■ Stored records:

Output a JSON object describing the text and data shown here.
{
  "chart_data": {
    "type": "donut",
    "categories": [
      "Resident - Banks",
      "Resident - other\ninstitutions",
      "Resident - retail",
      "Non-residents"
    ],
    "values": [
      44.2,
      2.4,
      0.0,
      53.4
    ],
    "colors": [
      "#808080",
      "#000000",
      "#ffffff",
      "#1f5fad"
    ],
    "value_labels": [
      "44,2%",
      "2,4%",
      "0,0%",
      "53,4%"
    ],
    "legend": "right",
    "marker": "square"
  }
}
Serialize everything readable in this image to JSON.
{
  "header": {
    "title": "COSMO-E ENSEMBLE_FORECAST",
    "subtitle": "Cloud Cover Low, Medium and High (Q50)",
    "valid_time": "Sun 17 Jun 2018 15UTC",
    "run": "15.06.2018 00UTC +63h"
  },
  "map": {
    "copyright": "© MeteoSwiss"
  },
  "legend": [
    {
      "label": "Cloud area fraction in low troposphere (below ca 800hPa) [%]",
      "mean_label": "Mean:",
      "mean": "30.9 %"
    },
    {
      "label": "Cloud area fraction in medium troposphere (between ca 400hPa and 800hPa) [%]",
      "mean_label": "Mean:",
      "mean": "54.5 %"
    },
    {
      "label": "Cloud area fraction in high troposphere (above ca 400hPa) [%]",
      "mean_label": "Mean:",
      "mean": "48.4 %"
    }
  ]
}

■ Objective: Starting with the line that contains "Serialize everything readable", print each line through the last one in the listing. Include both end lines and add nothing.

■ Correct response:
Serialize everything readable in this image to JSON.
{
  "header": {
    "title": "COSMO-E ENSEMBLE_FORECAST",
    "subtitle": "Cloud Cover Low, Medium and High (Q50)",
    "valid_time": "Sun 17 Jun 2018 15UTC",
    "run": "15.06.2018 00UTC +63h"
  },
  "map": {
    "copyright": "© MeteoSwiss"
  },
  "legend": [
    {
      "label": "Cloud area fraction in low troposphere (below ca 800hPa) [%]",
      "mean_label": "Mean:",
      "mean": "30.9 %"
    },
    {
      "label": "Cloud area fraction in medium troposphere (between ca 400hPa and 800hPa) [%]",
      "mean_label": "Mean:",
      "mean": "54.5 %"
    },
    {
      "label": "Cloud area fraction in high troposphere (above ca 400hPa) [%]",
      "mean_label": "Mean:",
      "mean": "48.4 %"
    }
  ]
}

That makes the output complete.